-- Listing start --
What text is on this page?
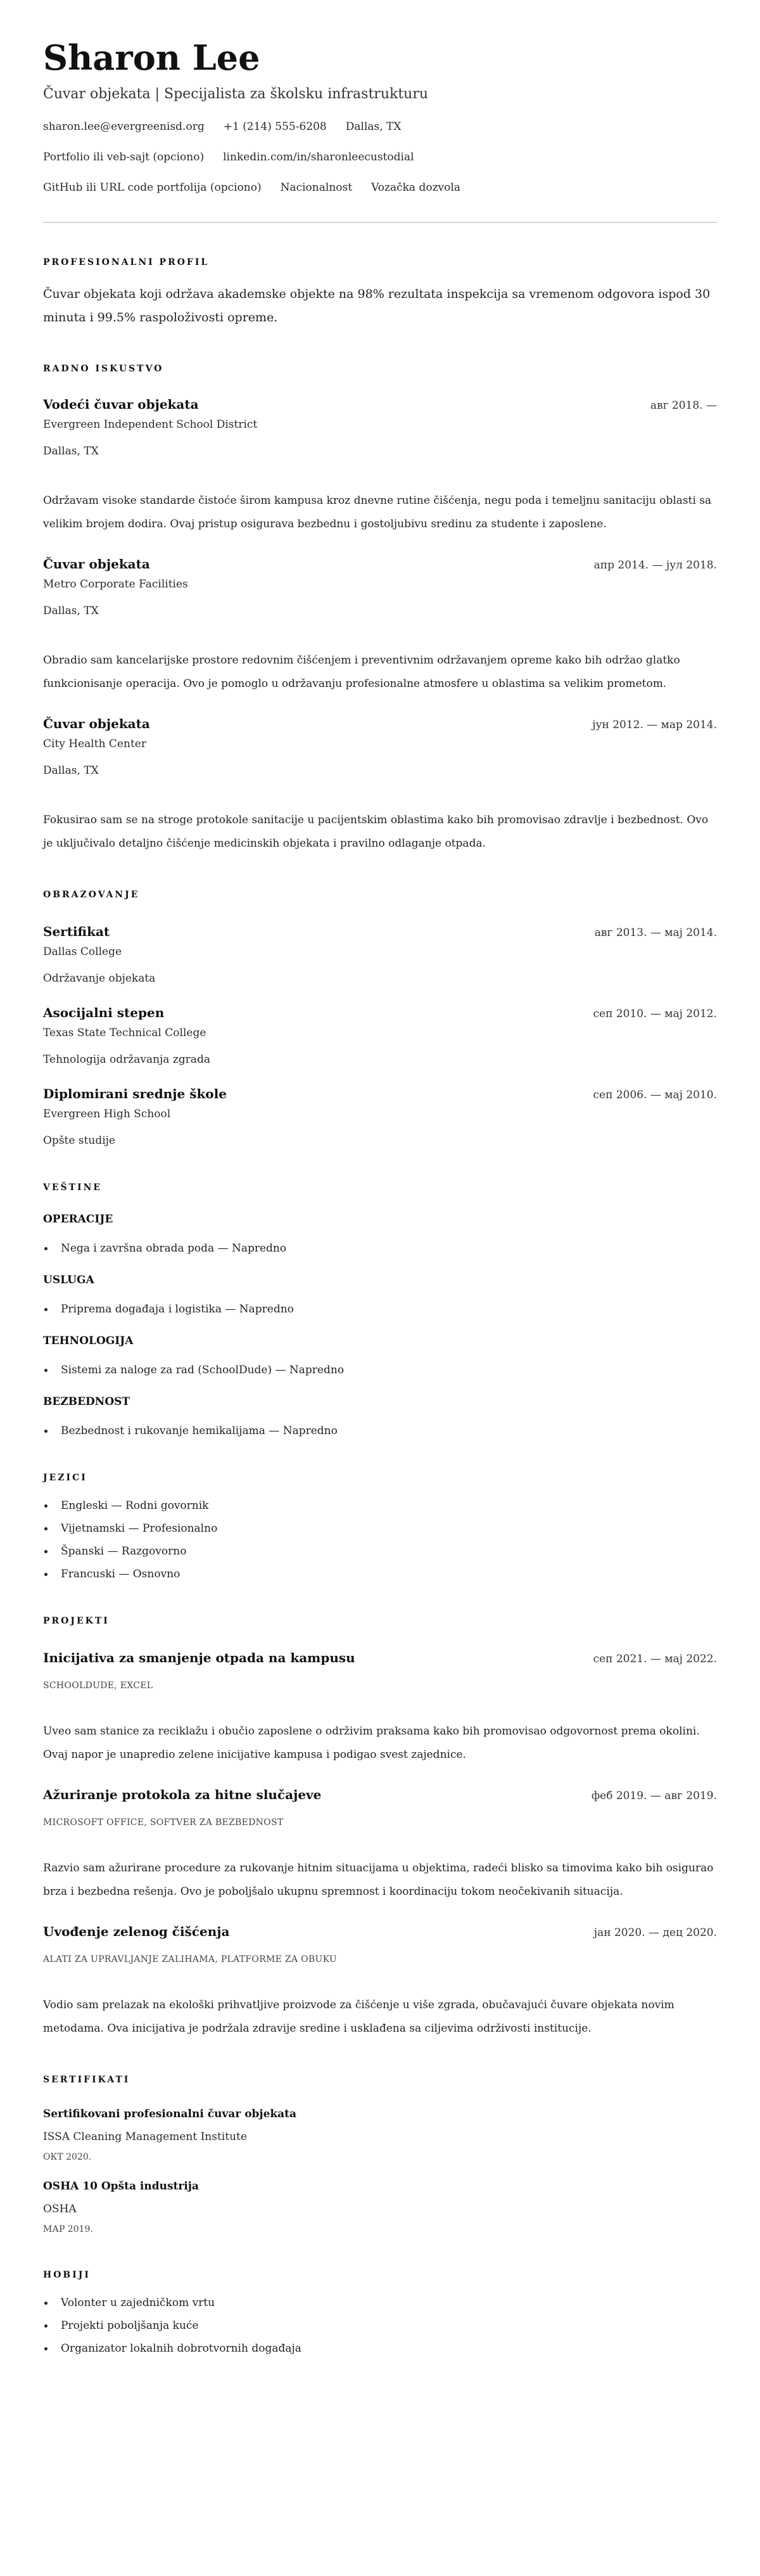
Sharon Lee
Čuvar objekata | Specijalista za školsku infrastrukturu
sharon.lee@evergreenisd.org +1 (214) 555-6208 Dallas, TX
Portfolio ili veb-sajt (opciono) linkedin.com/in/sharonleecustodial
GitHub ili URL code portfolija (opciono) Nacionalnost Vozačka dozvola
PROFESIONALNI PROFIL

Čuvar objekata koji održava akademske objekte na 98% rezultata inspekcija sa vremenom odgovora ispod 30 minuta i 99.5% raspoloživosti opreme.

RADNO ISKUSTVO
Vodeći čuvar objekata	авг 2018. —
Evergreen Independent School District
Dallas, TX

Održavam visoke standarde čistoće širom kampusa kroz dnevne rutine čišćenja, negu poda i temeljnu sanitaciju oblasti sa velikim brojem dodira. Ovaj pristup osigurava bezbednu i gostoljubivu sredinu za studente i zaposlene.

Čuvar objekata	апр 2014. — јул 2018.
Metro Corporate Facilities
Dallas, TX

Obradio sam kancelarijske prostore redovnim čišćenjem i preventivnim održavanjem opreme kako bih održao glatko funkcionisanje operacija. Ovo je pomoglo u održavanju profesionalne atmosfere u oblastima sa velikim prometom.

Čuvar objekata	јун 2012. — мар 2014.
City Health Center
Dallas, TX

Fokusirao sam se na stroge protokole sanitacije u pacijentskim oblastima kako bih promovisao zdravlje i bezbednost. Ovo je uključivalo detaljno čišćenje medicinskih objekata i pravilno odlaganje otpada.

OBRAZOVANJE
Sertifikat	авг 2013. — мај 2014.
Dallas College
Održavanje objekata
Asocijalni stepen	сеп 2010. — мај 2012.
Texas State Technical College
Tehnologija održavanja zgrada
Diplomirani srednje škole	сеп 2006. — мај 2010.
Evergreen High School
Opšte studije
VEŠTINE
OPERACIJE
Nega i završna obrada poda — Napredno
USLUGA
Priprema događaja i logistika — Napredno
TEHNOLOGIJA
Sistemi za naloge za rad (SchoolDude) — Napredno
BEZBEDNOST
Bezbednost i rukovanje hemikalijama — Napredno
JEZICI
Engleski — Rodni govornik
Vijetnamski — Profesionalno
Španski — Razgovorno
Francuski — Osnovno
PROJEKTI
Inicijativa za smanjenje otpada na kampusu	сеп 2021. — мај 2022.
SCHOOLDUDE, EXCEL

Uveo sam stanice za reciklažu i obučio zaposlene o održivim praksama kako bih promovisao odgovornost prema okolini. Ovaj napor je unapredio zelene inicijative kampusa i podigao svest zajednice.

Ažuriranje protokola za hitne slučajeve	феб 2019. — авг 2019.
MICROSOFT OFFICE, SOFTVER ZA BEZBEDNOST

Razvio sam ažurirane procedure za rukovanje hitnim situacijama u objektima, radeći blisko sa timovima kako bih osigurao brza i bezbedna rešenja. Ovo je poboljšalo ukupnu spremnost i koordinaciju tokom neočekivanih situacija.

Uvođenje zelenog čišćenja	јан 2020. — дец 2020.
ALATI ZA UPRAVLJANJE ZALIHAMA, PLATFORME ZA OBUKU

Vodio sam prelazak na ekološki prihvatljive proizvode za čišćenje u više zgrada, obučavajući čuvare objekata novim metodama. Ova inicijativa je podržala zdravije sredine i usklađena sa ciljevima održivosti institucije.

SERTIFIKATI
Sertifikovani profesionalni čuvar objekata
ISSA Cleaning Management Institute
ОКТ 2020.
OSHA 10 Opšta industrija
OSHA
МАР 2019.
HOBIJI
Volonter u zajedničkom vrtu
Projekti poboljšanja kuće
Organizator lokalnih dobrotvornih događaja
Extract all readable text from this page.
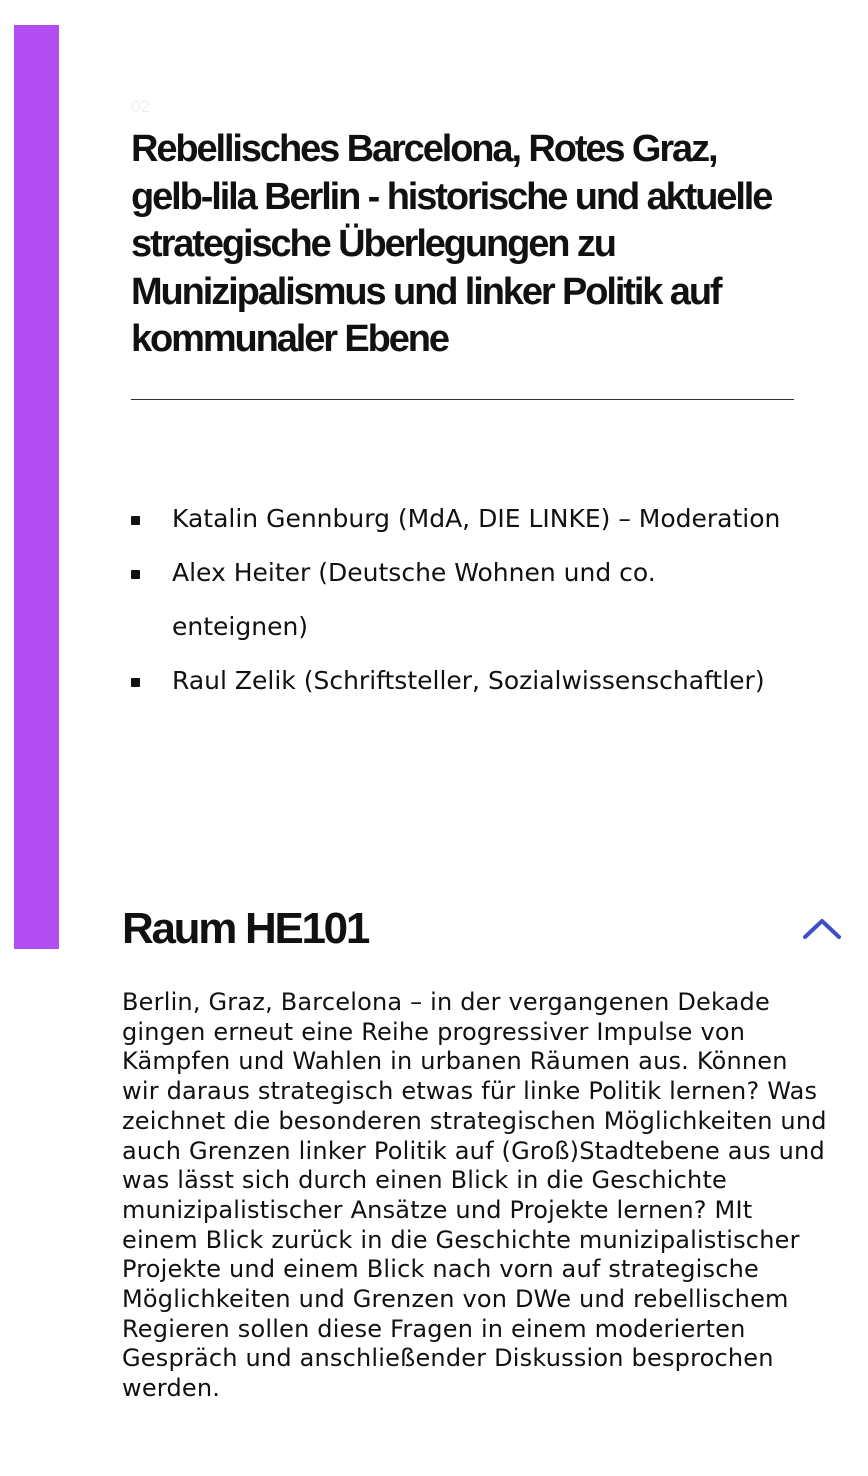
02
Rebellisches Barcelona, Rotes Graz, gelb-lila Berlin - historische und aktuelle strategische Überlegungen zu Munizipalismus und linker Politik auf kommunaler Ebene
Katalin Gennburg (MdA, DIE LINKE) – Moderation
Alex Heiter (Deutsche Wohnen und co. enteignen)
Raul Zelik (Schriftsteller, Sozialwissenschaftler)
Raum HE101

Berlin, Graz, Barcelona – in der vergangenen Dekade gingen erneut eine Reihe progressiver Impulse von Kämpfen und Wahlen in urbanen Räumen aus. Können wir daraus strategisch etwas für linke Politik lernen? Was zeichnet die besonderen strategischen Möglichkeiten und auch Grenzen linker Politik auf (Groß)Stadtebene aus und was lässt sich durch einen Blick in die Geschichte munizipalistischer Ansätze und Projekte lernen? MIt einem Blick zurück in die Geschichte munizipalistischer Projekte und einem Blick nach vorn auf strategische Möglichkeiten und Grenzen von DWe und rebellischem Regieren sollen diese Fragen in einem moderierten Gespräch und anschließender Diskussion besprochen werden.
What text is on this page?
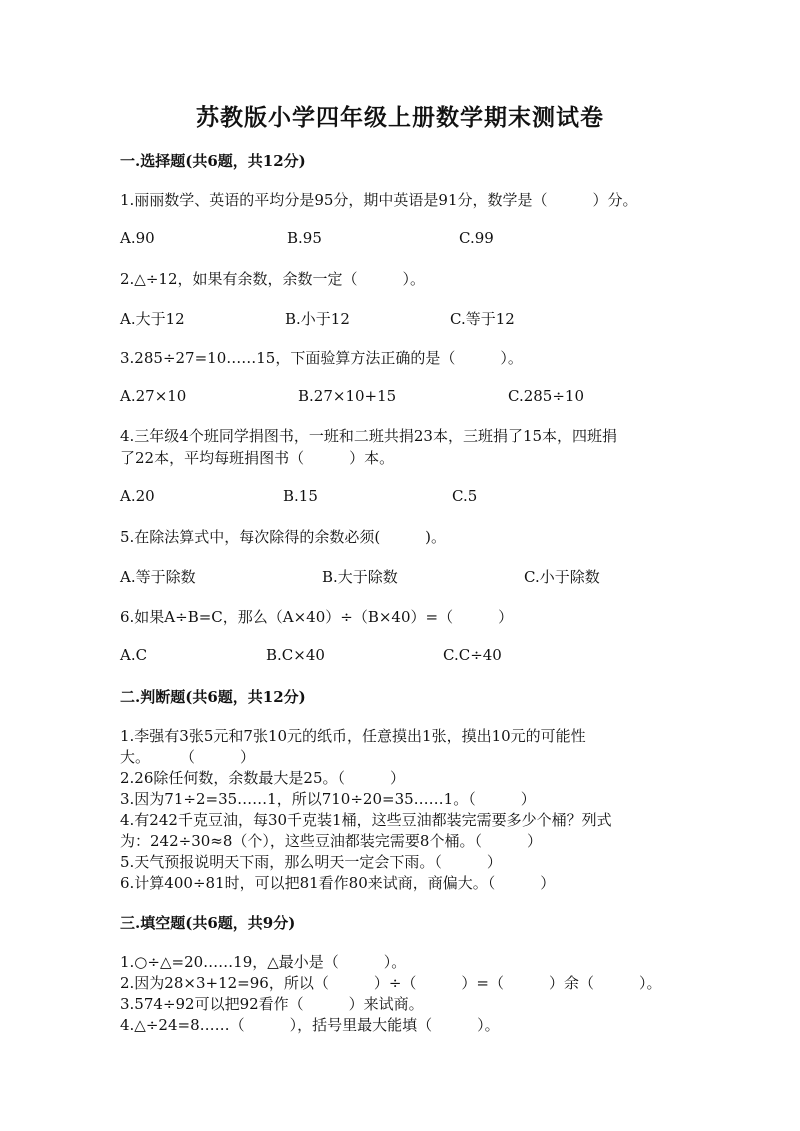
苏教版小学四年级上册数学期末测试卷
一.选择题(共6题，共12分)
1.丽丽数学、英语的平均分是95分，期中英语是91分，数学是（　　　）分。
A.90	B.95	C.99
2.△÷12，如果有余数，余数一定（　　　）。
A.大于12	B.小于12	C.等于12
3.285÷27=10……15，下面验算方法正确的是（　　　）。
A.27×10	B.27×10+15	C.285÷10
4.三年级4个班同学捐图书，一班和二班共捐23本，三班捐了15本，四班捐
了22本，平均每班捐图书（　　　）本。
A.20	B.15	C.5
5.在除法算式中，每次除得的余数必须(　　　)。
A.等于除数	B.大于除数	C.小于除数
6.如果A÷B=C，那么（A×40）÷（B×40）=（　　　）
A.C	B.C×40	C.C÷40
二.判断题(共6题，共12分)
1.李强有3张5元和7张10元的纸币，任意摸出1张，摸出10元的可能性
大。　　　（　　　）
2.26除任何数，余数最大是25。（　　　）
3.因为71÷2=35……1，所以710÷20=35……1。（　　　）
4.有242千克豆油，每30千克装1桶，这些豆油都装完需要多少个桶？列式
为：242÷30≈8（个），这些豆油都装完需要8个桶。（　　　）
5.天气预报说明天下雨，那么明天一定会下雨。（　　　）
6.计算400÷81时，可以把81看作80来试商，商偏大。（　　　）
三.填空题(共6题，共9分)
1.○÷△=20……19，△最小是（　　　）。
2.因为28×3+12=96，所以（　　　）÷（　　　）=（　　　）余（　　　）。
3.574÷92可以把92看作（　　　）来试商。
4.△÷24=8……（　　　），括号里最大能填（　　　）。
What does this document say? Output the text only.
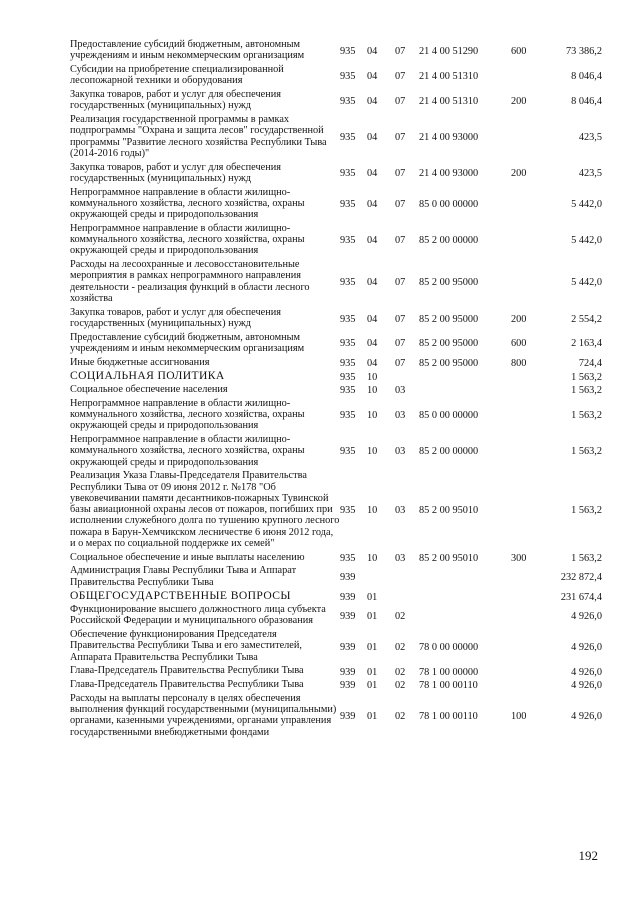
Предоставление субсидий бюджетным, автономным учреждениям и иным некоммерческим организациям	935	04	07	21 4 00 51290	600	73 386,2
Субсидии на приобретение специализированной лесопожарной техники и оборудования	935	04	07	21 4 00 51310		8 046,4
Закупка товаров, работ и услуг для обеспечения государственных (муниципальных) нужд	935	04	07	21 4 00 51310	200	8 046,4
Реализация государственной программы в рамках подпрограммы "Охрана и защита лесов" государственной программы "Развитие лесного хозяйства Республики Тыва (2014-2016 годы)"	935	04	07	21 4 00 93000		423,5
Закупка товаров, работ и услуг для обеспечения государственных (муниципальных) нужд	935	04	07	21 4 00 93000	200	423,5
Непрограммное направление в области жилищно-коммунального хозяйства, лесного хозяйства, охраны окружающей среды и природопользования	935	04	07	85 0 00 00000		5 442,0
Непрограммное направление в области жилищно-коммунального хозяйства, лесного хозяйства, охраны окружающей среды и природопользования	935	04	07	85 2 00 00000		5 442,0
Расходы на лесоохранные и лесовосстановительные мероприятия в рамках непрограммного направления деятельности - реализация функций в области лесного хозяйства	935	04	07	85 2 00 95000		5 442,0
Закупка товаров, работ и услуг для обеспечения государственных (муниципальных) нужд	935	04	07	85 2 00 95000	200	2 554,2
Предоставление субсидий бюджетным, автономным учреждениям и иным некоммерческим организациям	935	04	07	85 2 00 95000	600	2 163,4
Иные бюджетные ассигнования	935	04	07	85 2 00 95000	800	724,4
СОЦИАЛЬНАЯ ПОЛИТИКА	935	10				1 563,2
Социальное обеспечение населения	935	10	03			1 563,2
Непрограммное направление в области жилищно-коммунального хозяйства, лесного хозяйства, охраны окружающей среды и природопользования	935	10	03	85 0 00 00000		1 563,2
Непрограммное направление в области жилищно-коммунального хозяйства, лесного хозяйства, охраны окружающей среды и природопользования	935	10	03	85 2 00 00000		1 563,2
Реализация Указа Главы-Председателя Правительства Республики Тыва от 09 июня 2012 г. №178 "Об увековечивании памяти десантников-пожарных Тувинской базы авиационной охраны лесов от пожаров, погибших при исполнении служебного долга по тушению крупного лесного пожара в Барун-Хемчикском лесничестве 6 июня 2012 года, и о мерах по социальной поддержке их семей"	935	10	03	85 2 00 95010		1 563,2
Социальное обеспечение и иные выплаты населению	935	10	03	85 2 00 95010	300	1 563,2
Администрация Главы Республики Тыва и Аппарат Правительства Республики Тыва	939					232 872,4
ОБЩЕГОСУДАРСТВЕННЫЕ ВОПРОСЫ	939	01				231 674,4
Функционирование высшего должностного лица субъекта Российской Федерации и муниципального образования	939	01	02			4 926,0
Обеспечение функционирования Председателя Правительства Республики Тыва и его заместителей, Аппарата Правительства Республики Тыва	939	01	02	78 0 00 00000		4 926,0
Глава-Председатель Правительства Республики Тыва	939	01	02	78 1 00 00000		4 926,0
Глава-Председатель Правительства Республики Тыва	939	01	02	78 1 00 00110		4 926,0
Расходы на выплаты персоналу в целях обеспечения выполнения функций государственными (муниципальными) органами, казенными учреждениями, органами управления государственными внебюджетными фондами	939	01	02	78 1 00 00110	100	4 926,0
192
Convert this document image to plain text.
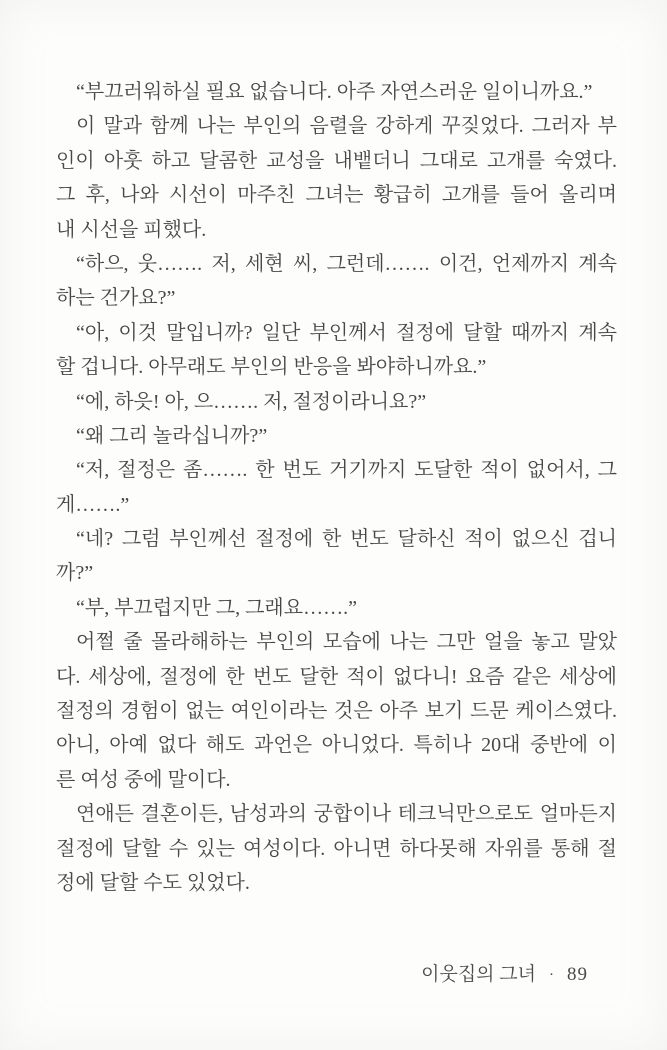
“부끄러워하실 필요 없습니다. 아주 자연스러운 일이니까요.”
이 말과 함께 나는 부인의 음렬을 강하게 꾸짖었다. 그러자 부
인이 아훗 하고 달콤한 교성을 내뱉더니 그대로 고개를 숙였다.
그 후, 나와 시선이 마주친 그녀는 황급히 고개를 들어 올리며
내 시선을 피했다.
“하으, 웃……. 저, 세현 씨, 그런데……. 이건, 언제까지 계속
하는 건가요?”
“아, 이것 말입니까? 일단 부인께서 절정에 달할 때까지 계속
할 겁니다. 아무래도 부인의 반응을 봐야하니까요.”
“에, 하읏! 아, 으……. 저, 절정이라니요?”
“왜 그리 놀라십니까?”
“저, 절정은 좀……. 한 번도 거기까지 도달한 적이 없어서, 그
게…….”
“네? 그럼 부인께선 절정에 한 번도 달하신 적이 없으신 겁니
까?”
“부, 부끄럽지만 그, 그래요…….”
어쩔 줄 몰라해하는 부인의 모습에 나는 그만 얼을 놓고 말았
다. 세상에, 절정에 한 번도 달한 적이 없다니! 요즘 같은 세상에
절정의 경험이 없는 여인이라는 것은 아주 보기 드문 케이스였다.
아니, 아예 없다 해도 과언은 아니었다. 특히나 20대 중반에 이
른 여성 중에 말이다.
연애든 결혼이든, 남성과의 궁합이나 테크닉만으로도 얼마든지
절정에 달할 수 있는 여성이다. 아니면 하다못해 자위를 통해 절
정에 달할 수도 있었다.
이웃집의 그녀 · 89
-- Listing end --
> To do: Out of the material above, select every line that holds the string "događaja".

> Written response:
Priprema događaja i logistika — Napredno
Organizator lokalnih dobrotvornih događaja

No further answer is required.